— START OF Information shown —
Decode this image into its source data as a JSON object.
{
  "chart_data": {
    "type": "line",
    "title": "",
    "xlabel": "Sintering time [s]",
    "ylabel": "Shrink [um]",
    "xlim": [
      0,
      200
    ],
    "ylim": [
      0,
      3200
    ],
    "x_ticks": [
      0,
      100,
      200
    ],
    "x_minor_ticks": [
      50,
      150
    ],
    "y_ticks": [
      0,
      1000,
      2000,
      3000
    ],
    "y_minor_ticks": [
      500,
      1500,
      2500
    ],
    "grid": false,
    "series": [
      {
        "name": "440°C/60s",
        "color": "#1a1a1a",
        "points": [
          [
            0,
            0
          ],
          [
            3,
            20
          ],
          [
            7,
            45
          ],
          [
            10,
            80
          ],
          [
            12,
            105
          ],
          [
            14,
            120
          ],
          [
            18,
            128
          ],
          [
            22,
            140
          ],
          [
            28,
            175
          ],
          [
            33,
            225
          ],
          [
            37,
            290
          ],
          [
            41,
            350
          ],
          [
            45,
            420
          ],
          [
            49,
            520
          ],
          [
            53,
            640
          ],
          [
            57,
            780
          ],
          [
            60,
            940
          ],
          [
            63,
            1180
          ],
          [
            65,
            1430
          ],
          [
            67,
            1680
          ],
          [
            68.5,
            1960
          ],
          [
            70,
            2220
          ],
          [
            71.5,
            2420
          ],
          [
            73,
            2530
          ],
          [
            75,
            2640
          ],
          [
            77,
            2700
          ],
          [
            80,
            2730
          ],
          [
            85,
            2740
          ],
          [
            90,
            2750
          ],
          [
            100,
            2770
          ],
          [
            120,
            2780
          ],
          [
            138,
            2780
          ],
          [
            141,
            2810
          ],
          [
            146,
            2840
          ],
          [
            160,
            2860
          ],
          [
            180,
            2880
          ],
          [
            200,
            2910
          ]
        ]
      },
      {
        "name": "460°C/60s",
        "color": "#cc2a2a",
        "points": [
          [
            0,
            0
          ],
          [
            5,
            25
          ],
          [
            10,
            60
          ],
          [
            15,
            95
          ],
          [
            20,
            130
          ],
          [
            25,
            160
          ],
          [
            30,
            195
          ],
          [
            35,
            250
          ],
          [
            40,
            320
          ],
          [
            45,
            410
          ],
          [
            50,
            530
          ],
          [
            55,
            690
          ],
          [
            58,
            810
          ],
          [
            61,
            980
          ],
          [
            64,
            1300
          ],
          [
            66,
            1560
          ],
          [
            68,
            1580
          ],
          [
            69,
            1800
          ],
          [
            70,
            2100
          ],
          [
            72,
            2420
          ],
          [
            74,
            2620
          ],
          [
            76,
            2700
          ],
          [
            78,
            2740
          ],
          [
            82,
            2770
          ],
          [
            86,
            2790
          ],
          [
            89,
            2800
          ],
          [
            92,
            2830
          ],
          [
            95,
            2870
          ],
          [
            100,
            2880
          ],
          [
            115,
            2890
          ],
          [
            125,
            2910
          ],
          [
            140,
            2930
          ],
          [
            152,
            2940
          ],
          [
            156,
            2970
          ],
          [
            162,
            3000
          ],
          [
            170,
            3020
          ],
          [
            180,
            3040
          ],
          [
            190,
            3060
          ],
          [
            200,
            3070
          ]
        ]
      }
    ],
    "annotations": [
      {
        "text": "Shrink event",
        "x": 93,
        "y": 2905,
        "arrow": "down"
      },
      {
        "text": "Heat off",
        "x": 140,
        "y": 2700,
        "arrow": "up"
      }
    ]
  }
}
— END OF Information shown —
What is needed
Repeat every entry exactly as written above.

Task answer
Decode this image into its source data as a JSON object.
{
  "chart_data": {
    "type": "line",
    "title": "",
    "xlabel": "Sintering time [s]",
    "ylabel": "Shrink [um]",
    "xlim": [
      0,
      200
    ],
    "ylim": [
      0,
      3200
    ],
    "x_ticks": [
      0,
      100,
      200
    ],
    "x_minor_ticks": [
      50,
      150
    ],
    "y_ticks": [
      0,
      1000,
      2000,
      3000
    ],
    "y_minor_ticks": [
      500,
      1500,
      2500
    ],
    "grid": false,
    "series": [
      {
        "name": "440°C/60s",
        "color": "#1a1a1a",
        "points": [
          [
            0,
            0
          ],
          [
            3,
            20
          ],
          [
            7,
            45
          ],
          [
            10,
            80
          ],
          [
            12,
            105
          ],
          [
            14,
            120
          ],
          [
            18,
            128
          ],
          [
            22,
            140
          ],
          [
            28,
            175
          ],
          [
            33,
            225
          ],
          [
            37,
            290
          ],
          [
            41,
            350
          ],
          [
            45,
            420
          ],
          [
            49,
            520
          ],
          [
            53,
            640
          ],
          [
            57,
            780
          ],
          [
            60,
            940
          ],
          [
            63,
            1180
          ],
          [
            65,
            1430
          ],
          [
            67,
            1680
          ],
          [
            68.5,
            1960
          ],
          [
            70,
            2220
          ],
          [
            71.5,
            2420
          ],
          [
            73,
            2530
          ],
          [
            75,
            2640
          ],
          [
            77,
            2700
          ],
          [
            80,
            2730
          ],
          [
            85,
            2740
          ],
          [
            90,
            2750
          ],
          [
            100,
            2770
          ],
          [
            120,
            2780
          ],
          [
            138,
            2780
          ],
          [
            141,
            2810
          ],
          [
            146,
            2840
          ],
          [
            160,
            2860
          ],
          [
            180,
            2880
          ],
          [
            200,
            2910
          ]
        ]
      },
      {
        "name": "460°C/60s",
        "color": "#cc2a2a",
        "points": [
          [
            0,
            0
          ],
          [
            5,
            25
          ],
          [
            10,
            60
          ],
          [
            15,
            95
          ],
          [
            20,
            130
          ],
          [
            25,
            160
          ],
          [
            30,
            195
          ],
          [
            35,
            250
          ],
          [
            40,
            320
          ],
          [
            45,
            410
          ],
          [
            50,
            530
          ],
          [
            55,
            690
          ],
          [
            58,
            810
          ],
          [
            61,
            980
          ],
          [
            64,
            1300
          ],
          [
            66,
            1560
          ],
          [
            68,
            1580
          ],
          [
            69,
            1800
          ],
          [
            70,
            2100
          ],
          [
            72,
            2420
          ],
          [
            74,
            2620
          ],
          [
            76,
            2700
          ],
          [
            78,
            2740
          ],
          [
            82,
            2770
          ],
          [
            86,
            2790
          ],
          [
            89,
            2800
          ],
          [
            92,
            2830
          ],
          [
            95,
            2870
          ],
          [
            100,
            2880
          ],
          [
            115,
            2890
          ],
          [
            125,
            2910
          ],
          [
            140,
            2930
          ],
          [
            152,
            2940
          ],
          [
            156,
            2970
          ],
          [
            162,
            3000
          ],
          [
            170,
            3020
          ],
          [
            180,
            3040
          ],
          [
            190,
            3060
          ],
          [
            200,
            3070
          ]
        ]
      }
    ],
    "annotations": [
      {
        "text": "Shrink event",
        "x": 93,
        "y": 2905,
        "arrow": "down"
      },
      {
        "text": "Heat off",
        "x": 140,
        "y": 2700,
        "arrow": "up"
      }
    ]
  }
}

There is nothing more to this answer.